[Objective]:
Filter the listing below, copying every line in which the word "SWIVEL" appears.

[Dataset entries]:
......

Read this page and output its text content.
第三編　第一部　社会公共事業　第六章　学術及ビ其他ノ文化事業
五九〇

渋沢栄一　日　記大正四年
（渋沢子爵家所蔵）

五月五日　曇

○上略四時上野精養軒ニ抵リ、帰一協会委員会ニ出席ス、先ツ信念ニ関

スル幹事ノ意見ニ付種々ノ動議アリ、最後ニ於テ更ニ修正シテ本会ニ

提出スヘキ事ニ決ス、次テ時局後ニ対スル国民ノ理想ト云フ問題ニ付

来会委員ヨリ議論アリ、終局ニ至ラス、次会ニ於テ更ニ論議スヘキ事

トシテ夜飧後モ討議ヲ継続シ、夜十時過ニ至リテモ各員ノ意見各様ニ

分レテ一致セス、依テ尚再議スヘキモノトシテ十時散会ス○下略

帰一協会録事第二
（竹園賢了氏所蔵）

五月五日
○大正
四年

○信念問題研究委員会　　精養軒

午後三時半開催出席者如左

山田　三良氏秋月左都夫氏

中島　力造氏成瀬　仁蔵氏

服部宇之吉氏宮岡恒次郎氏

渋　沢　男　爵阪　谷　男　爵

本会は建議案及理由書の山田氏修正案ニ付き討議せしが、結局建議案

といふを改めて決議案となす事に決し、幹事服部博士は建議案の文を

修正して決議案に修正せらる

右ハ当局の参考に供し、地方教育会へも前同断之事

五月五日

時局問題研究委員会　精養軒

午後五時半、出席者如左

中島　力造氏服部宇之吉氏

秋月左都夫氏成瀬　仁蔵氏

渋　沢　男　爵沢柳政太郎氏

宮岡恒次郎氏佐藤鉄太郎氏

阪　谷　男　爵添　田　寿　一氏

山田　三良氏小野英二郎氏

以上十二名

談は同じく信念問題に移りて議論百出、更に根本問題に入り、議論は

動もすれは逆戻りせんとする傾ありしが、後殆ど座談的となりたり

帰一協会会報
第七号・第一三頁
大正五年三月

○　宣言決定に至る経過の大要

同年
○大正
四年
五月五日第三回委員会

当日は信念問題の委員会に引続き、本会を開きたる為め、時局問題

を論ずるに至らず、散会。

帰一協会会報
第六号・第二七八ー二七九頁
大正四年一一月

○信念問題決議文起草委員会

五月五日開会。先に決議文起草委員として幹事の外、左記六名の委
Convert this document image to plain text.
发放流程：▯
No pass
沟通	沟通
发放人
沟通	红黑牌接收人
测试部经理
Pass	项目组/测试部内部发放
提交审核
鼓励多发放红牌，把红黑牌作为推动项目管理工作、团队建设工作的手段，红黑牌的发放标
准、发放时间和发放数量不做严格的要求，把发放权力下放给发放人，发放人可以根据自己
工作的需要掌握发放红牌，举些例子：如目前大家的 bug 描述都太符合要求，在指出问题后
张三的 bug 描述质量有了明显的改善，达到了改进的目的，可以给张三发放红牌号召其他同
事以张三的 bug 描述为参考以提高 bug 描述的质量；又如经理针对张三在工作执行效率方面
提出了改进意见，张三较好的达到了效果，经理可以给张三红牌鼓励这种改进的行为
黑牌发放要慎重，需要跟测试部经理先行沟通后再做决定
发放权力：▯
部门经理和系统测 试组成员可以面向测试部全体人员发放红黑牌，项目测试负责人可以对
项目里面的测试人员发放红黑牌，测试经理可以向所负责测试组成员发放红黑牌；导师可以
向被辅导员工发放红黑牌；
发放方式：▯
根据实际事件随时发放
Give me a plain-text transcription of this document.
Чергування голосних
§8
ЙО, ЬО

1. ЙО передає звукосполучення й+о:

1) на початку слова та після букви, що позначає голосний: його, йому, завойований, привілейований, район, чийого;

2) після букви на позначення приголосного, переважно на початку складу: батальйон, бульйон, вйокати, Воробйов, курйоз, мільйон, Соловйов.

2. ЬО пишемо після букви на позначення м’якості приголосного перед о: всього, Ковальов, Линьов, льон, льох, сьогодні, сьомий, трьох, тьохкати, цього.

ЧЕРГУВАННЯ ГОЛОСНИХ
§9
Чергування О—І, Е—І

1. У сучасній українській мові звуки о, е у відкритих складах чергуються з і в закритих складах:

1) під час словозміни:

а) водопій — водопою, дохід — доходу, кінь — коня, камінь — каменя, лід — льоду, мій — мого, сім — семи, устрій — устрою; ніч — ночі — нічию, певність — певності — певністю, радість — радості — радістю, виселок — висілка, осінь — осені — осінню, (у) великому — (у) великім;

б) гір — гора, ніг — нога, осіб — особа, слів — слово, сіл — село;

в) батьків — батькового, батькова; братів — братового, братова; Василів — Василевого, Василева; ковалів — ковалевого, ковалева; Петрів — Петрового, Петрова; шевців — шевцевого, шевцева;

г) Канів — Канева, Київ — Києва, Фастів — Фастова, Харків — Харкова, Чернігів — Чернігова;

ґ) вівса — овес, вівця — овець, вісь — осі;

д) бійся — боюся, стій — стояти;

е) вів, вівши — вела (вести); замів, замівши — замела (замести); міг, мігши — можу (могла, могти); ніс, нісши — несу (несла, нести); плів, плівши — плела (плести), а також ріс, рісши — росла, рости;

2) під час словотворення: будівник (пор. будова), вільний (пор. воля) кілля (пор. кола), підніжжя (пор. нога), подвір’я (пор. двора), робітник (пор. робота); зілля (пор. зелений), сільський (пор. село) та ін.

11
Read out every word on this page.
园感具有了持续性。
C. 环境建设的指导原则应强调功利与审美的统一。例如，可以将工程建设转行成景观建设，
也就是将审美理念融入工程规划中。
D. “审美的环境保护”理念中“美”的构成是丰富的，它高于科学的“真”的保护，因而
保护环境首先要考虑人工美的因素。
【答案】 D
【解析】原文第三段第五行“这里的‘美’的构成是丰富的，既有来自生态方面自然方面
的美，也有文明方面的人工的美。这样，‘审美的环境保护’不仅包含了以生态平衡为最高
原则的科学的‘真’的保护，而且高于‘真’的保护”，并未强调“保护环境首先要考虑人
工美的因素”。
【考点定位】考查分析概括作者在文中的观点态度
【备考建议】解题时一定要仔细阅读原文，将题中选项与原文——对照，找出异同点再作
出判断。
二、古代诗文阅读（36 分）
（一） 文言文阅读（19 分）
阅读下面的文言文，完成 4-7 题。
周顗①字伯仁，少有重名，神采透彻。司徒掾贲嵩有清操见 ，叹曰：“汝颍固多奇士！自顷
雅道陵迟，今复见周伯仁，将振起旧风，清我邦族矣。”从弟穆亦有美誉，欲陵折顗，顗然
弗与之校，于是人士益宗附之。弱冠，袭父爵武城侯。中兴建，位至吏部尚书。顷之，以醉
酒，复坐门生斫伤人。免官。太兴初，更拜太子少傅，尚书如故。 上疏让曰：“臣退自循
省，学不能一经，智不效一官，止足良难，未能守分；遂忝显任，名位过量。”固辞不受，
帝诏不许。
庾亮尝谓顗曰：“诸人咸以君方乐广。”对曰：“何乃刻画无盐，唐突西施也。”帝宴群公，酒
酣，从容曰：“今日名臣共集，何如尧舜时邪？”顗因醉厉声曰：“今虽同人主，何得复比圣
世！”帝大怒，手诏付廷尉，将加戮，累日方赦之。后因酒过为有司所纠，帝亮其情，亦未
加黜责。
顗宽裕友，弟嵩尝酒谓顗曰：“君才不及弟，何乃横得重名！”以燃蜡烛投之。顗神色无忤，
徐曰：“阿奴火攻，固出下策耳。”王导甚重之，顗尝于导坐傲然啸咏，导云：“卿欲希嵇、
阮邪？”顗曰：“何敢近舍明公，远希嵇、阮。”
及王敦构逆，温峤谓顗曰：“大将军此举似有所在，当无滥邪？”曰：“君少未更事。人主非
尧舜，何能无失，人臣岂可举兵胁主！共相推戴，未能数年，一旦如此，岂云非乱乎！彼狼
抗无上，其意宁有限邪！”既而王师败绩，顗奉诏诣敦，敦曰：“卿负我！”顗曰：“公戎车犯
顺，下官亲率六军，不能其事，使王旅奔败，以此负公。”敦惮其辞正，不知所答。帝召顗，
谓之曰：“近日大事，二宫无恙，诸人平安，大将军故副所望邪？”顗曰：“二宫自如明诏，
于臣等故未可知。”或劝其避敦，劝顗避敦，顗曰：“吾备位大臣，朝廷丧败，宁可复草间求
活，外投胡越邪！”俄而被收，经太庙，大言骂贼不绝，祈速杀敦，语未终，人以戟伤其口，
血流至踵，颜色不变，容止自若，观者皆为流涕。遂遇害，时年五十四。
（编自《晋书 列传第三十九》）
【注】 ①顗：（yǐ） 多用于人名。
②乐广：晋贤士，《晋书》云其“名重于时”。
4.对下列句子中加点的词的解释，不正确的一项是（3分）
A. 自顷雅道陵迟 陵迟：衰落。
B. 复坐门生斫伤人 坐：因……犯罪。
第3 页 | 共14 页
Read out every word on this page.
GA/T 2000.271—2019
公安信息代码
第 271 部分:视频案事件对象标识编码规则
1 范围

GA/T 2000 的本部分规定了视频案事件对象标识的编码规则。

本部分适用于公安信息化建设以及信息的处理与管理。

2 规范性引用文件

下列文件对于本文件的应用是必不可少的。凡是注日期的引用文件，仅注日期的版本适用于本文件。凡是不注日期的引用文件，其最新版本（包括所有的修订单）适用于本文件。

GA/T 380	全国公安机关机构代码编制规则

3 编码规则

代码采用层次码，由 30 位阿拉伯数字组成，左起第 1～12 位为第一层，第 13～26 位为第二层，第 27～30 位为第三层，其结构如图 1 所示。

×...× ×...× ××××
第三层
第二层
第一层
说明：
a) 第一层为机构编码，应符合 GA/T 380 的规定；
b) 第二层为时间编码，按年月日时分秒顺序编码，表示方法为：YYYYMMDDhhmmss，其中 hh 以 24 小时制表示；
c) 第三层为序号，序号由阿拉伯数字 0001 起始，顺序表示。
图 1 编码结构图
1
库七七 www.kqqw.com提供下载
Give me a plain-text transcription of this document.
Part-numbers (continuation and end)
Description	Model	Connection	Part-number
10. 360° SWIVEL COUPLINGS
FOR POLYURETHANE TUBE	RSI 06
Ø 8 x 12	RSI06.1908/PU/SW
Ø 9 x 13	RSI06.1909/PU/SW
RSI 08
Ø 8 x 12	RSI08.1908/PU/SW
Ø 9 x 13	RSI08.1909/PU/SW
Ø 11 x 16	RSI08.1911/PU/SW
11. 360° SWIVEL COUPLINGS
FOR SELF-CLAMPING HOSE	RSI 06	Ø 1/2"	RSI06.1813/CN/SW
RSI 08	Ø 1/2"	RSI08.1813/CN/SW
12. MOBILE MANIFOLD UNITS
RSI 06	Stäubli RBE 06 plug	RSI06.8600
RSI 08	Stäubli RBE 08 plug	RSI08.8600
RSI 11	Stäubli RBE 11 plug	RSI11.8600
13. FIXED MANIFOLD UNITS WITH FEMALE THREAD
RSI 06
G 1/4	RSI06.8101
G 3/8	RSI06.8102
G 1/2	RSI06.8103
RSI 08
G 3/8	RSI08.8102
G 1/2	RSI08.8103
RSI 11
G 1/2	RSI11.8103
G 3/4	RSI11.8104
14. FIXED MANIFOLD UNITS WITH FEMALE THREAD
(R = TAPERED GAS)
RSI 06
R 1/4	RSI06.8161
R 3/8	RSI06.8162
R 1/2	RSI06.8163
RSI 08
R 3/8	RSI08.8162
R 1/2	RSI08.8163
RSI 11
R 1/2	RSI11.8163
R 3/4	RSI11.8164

......

[Written answer]:
10. 360° SWIVEL COUPLINGS
11. 360° SWIVEL COUPLINGS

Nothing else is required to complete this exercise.